- _Work item 1_:
Copy the passage of the article on the Midland fentanyl roundtable that opens with the words containing "Right now, the" and closes with "kill a person.".
- _Work item 2_:
In one to three sentences, explain how the Midland fentanyl article says cartels disguise fentanyl and why a single pill can be deadly.
- _Work item 3_:
Pick up the article on the Midland fentanyl roundtable from where it stops, writing what comes next.

- _Excerpt_:
━━━━━━━━━━
MIDLAND, Texas — A very important roundtable discussion and subsequent press conference took place at the Midland County Horseshoe Arena on Wednesday.
Gov. Greg Abbott and several high-ranking officials from the state of Texas and the Midland-Odessa area were in attendance, and the main topic of discussion was fentanyl.
One pill can kill. Fentanyl is the single-deadliest drug threat our nation has ever encountered.
One Midland hospital experiences, on average, one fentanyl overdose every single day.
Over 75,000 people died from fentanyl-related overdoses from February of 2021 to February of 2022, and it’s only getting worse.
Right now, the leading cause of death between 18 and 45-year-olds is fentanyl overdoses, and in the last year, Texas law enforcement has seized enough fentanyl to kill every American.
Abbott signed an executive order to designate Mexican drug cartels as foreign terrorist organizations, while also sending a letter to President Joe Biden and Vice President Kamala Harris urging them to do the same.
Abbott said that cartels lace ordinary pills with fentanyl to disguise its presence, and it only takes a minute amount to kill a person.
Abbott spoke out about this deadly issue that he calls a “fentanyl crisis."
“But here’s a point we must all come to grips with, America needs to awaken to the reality, there is enough fentanyl on our streets right now where all Americans can lose their lives to a drug that is completely invisible to them,” Abbott said. “This is extraordinarily dangerous and could be a weapon of mass destruction imposed by Mexican drug cartels.”
━━━━━━━━━━
- _Provided information_:
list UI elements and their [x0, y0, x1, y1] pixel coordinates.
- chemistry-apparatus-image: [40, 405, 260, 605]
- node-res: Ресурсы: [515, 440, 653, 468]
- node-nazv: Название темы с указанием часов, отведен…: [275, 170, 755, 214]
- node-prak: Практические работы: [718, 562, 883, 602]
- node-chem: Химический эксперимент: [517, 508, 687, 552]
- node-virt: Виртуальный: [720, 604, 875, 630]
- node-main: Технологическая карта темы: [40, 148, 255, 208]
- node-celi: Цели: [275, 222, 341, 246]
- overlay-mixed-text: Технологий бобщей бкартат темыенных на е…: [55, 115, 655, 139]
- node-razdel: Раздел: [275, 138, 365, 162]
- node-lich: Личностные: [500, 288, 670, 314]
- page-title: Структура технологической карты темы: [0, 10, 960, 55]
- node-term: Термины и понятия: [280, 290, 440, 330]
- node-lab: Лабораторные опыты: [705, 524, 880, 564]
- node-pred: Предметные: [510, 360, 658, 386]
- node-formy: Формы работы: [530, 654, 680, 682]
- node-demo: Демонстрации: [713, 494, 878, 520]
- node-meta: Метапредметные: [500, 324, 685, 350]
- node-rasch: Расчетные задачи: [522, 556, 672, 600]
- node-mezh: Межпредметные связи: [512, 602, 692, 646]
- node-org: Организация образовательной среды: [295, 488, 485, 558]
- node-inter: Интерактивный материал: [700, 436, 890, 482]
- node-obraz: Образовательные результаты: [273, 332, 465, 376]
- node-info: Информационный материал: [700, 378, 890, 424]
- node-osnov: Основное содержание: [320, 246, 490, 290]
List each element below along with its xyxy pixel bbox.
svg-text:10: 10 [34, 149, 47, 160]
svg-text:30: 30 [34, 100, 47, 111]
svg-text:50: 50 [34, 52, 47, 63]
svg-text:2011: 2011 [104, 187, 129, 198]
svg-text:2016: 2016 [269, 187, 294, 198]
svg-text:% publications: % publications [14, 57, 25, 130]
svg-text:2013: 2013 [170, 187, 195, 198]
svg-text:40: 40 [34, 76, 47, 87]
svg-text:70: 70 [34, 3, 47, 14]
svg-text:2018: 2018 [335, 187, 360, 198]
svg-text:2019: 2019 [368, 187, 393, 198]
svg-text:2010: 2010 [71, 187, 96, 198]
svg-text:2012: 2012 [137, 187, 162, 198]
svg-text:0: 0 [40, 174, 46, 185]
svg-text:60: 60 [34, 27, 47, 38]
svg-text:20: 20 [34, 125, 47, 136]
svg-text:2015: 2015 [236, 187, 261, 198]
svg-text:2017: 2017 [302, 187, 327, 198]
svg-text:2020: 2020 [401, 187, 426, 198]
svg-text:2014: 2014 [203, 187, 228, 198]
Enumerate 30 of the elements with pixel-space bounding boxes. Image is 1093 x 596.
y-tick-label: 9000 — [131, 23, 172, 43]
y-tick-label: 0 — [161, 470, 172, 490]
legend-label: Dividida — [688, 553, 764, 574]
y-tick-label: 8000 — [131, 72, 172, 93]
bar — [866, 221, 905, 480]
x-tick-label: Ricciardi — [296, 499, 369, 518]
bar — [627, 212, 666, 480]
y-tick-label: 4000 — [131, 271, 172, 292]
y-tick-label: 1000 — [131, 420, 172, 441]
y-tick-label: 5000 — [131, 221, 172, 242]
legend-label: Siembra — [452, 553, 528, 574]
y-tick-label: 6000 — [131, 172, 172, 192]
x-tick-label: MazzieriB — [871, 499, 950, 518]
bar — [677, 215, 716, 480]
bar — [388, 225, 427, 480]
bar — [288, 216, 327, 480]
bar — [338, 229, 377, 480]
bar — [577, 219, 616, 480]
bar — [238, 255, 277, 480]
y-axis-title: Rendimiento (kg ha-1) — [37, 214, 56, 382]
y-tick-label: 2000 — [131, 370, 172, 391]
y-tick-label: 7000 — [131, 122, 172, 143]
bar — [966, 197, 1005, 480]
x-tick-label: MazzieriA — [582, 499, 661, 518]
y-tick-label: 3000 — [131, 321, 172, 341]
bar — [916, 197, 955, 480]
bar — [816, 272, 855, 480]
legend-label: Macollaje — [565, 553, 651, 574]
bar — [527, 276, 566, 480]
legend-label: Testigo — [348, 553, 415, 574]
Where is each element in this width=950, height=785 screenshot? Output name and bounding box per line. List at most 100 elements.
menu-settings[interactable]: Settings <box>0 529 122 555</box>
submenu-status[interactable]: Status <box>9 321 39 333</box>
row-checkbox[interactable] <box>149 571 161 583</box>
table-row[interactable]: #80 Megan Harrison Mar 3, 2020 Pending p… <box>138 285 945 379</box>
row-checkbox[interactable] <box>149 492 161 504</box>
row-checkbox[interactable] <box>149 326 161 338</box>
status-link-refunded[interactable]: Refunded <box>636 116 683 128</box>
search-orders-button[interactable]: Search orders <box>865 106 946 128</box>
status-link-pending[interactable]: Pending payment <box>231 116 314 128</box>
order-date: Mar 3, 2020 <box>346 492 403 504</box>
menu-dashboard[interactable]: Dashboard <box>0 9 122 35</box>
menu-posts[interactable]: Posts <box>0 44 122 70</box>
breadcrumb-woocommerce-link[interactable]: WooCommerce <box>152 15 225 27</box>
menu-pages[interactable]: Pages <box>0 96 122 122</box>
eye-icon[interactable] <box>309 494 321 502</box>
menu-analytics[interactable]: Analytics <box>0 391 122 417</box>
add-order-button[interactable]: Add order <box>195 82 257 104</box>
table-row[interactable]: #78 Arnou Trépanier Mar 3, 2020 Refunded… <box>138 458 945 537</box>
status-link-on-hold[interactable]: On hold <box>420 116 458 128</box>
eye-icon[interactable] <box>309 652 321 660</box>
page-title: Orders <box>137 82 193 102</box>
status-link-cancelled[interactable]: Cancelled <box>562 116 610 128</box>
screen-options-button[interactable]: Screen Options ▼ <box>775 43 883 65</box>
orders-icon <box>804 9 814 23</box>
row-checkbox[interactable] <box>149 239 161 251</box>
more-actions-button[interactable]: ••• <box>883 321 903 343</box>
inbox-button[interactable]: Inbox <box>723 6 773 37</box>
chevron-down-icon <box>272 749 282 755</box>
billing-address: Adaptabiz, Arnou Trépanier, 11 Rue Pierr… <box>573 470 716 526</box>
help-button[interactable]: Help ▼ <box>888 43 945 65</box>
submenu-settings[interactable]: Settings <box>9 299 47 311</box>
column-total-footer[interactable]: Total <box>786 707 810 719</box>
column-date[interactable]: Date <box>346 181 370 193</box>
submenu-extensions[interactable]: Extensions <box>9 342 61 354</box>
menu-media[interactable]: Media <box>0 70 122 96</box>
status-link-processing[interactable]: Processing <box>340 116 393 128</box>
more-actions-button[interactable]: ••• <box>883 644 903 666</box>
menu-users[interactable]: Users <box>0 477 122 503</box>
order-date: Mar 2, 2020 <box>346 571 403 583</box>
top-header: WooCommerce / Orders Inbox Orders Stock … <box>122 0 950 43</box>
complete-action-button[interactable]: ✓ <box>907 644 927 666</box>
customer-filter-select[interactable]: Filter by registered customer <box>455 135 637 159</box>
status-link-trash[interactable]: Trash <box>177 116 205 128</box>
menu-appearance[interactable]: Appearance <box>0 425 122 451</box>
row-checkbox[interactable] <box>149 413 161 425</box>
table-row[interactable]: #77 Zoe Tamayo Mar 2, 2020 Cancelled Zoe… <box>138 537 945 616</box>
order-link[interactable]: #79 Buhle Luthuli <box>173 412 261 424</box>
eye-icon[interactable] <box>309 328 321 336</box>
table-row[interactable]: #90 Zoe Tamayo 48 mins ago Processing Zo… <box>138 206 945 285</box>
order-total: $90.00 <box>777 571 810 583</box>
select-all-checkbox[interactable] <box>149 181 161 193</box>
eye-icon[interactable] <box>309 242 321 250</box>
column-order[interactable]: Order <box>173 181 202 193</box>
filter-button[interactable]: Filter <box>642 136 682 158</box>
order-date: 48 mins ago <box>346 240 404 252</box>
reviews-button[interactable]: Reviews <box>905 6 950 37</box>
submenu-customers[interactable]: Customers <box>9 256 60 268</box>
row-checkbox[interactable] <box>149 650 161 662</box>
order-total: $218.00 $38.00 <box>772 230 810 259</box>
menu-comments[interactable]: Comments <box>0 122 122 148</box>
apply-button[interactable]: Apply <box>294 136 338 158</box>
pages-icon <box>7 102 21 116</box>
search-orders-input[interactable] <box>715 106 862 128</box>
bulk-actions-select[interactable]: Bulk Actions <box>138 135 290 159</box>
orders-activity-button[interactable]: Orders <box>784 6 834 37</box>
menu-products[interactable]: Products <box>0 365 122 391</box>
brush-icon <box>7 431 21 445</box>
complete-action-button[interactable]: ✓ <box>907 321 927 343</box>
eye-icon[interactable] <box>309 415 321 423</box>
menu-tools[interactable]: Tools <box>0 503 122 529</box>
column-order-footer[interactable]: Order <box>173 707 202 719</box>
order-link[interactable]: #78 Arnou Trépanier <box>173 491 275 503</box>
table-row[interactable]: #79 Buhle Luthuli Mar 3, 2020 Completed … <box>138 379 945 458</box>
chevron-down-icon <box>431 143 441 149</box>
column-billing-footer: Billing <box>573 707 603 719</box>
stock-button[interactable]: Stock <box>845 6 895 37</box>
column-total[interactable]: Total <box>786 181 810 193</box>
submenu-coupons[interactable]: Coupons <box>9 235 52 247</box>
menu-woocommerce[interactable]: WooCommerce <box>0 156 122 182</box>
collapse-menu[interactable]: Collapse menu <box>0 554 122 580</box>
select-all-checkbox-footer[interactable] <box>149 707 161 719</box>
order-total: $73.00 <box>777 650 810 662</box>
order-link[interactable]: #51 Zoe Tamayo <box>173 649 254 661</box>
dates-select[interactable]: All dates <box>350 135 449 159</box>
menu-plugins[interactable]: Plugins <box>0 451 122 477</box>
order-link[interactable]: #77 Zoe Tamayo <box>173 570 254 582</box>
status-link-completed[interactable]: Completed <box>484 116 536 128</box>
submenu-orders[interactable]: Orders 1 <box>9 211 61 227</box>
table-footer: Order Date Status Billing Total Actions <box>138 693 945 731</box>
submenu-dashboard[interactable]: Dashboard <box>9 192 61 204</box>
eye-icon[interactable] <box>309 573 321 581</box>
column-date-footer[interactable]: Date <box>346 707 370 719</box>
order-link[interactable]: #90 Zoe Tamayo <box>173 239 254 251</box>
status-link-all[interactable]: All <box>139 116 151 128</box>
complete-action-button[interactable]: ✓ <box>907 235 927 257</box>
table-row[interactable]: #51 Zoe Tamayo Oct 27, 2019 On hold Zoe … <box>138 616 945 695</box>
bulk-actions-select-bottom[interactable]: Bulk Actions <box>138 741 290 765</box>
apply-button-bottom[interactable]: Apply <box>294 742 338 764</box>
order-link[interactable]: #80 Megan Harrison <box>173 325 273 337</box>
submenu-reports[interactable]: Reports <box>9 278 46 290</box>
━━━━━━━━━━
- _Result 1_:
Right now, the leading cause of death between 18 and 45-year-olds is fentanyl overdoses, and in the last year, Texas law enforcement has seized enough fentanyl to kill every American.
Abbott signed an executive order to designate Mexican drug cartels as foreign terrorist organizations, while also sending a letter to President Joe Biden and Vice President Kamala Harris urging them to do the same.
Abbott said that cartels lace ordinary pills with fentanyl to disguise its presence, and it only takes a minute amount to kill a person.

- _Result 2_:
Cartels lace ordinary pills with fentanyl to disguise its presence. A single pill can kill because only a minute amount of fentanyl is needed to kill a person.

- _Result 3_:
Abbott also said that the uptick in fentanyl-related deaths is directly related to issues at our border.
“It is directly related," Abbott said. "So, fentanyl, the subcomponents of fentanyl, are almost always made in China, and then they are exported to Mexico, and it’s the cartels in Mexico that then combine those elements and then lace them onto pills and then export them to Texas and the United States."
The proliferation of fentanyl has grown, while the age of distributors has decreased into high schools, truly making it a threat to everyone, including West Texas.
“And by God, please, please, if you’re a parent, be a nosy parent,” Odessa Police Chief Michael Gerke said. “If you see something in your child’s room that doesn’t look right, there’s a pill that you know they’re not prescribed, why is it there? Be that parent.”
Abbott also wants to reclassify fentanyl overdoses as fentanyl poisonings, while increasing punishment to murder for anyone who knowingly supplies it to a person who ends up dying from it.
Eliminating the suppliers is the main focus to disrupt this epidemic.